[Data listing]
====================

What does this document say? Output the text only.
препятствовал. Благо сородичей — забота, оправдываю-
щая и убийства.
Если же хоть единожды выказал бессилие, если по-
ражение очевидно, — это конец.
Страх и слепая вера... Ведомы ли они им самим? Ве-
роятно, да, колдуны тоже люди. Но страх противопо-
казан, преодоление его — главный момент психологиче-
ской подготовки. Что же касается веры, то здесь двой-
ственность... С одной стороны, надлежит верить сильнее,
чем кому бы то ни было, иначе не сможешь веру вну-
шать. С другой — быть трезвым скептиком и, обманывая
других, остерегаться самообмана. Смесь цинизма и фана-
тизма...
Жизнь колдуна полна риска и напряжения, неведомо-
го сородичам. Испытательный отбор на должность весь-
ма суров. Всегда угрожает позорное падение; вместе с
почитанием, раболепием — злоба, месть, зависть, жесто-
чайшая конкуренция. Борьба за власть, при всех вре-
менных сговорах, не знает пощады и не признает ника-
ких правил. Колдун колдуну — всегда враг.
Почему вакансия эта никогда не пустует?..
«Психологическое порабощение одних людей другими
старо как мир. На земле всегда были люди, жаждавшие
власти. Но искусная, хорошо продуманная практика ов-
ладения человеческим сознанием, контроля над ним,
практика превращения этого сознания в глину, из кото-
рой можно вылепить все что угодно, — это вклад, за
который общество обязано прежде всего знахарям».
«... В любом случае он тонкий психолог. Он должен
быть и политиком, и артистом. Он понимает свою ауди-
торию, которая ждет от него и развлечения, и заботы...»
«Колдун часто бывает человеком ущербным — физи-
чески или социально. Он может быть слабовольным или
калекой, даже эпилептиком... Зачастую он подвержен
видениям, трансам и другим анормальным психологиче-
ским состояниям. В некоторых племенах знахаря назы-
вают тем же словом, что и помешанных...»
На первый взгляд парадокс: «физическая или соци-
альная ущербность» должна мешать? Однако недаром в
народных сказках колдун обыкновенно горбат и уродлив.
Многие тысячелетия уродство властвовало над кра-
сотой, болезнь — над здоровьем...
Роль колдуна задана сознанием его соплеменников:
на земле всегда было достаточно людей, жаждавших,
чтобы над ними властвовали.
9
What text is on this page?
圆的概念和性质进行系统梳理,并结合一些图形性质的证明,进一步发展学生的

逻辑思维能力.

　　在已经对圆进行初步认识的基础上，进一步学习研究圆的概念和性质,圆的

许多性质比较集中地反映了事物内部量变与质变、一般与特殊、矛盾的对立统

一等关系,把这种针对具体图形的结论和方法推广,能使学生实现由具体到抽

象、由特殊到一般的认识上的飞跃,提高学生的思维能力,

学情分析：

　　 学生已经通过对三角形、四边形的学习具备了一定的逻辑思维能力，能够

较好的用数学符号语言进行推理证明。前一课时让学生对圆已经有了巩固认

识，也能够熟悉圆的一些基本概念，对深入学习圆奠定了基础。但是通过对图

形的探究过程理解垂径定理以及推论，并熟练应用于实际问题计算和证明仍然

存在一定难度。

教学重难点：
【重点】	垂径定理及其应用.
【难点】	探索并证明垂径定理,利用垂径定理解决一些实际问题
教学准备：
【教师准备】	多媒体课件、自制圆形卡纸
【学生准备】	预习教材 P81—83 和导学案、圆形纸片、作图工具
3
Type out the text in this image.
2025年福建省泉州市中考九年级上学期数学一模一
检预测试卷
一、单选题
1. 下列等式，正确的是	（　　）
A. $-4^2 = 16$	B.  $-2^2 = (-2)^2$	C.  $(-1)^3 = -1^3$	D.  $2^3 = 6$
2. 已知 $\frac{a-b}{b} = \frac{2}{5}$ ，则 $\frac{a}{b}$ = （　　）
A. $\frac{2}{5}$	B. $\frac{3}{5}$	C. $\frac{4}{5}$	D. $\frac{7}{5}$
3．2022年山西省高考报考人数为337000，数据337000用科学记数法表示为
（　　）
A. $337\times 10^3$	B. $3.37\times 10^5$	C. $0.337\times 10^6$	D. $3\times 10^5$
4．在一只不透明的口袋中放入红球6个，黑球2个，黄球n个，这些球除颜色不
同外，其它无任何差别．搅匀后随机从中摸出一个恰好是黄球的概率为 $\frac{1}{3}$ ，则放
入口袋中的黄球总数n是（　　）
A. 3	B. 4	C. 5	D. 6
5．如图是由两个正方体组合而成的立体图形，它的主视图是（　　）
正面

====================

**Task details:** Using the material above, extract the line that contains "Type out the text in this image." and every line after it, exactly as given; stop at the last line.

**Solution to the exercise:**
Type out the text in this image.
2025年福建省泉州市中考九年级上学期数学一模一
检预测试卷
一、单选题
1. 下列等式，正确的是	（　　）
A. $-4^2 = 16$	B.  $-2^2 = (-2)^2$	C.  $(-1)^3 = -1^3$	D.  $2^3 = 6$
2. 已知 $\frac{a-b}{b} = \frac{2}{5}$ ，则 $\frac{a}{b}$ = （　　）
A. $\frac{2}{5}$	B. $\frac{3}{5}$	C. $\frac{4}{5}$	D. $\frac{7}{5}$
3．2022年山西省高考报考人数为337000，数据337000用科学记数法表示为
（　　）
A. $337\times 10^3$	B. $3.37\times 10^5$	C. $0.337\times 10^6$	D. $3\times 10^5$
4．在一只不透明的口袋中放入红球6个，黑球2个，黄球n个，这些球除颜色不
同外，其它无任何差别．搅匀后随机从中摸出一个恰好是黄球的概率为 $\frac{1}{3}$ ，则放
入口袋中的黄球总数n是（　　）
A. 3	B. 4	C. 5	D. 6
5．如图是由两个正方体组合而成的立体图形，它的主视图是（　　）
正面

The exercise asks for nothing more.